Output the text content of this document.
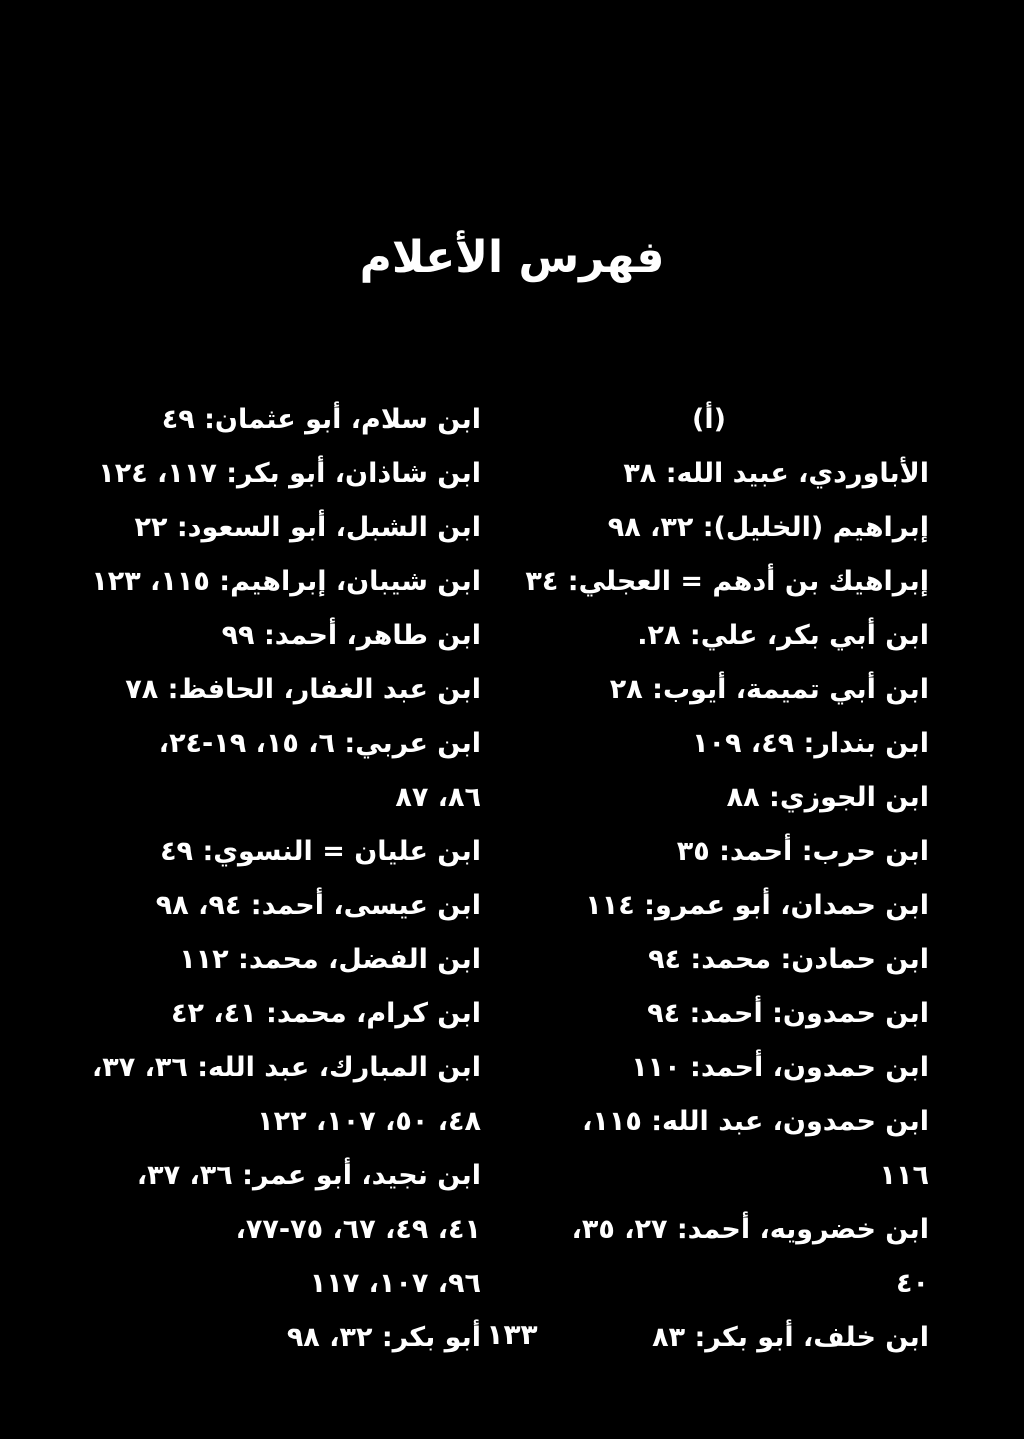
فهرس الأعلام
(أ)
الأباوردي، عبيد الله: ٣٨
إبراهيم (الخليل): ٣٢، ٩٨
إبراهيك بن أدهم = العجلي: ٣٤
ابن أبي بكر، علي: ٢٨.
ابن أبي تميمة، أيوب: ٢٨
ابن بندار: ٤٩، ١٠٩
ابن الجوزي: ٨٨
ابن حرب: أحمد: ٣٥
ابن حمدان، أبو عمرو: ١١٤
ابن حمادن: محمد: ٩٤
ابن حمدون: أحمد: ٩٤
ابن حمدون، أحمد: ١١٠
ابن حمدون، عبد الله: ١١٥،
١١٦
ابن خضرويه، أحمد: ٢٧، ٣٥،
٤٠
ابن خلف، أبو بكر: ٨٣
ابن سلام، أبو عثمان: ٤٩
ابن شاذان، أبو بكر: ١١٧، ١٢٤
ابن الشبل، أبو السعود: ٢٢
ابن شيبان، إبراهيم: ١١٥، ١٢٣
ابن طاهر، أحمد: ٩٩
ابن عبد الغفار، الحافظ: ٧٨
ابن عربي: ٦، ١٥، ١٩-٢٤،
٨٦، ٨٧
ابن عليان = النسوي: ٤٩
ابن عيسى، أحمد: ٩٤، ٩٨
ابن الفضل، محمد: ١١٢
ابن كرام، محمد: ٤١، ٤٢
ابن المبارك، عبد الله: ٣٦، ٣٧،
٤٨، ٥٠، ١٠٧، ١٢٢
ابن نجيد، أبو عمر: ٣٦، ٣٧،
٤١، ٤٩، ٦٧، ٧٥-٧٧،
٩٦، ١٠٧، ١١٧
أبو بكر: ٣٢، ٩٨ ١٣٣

-------

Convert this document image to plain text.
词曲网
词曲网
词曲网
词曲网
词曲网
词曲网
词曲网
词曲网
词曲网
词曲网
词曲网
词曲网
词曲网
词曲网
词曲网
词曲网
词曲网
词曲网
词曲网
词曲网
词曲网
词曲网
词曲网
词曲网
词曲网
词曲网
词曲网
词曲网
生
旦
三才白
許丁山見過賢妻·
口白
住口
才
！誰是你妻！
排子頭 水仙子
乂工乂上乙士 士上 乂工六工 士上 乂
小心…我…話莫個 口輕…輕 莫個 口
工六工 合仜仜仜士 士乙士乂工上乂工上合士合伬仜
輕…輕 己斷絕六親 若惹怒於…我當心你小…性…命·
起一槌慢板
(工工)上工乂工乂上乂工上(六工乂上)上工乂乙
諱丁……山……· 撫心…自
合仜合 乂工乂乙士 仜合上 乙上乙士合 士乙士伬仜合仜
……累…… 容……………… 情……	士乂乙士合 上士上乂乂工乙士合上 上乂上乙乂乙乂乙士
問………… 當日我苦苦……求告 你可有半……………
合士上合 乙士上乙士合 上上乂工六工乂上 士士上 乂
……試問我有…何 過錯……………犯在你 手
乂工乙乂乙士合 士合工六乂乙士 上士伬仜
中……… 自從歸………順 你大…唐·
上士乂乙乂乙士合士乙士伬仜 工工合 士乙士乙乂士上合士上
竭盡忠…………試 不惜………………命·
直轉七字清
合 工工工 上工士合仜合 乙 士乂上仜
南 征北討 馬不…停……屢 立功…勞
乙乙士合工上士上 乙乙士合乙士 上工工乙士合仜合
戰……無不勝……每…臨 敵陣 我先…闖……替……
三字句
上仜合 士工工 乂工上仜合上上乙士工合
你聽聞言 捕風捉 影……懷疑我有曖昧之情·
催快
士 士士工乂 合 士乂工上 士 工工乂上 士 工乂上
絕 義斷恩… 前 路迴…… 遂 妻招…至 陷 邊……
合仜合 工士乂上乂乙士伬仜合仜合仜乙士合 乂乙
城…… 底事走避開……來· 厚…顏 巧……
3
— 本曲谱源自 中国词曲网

-------

Each line holding "text" must be found and copied.

▶ [PROBLEM SOLUTION]:
Output the text content of this document.
Convert this document image to plain text.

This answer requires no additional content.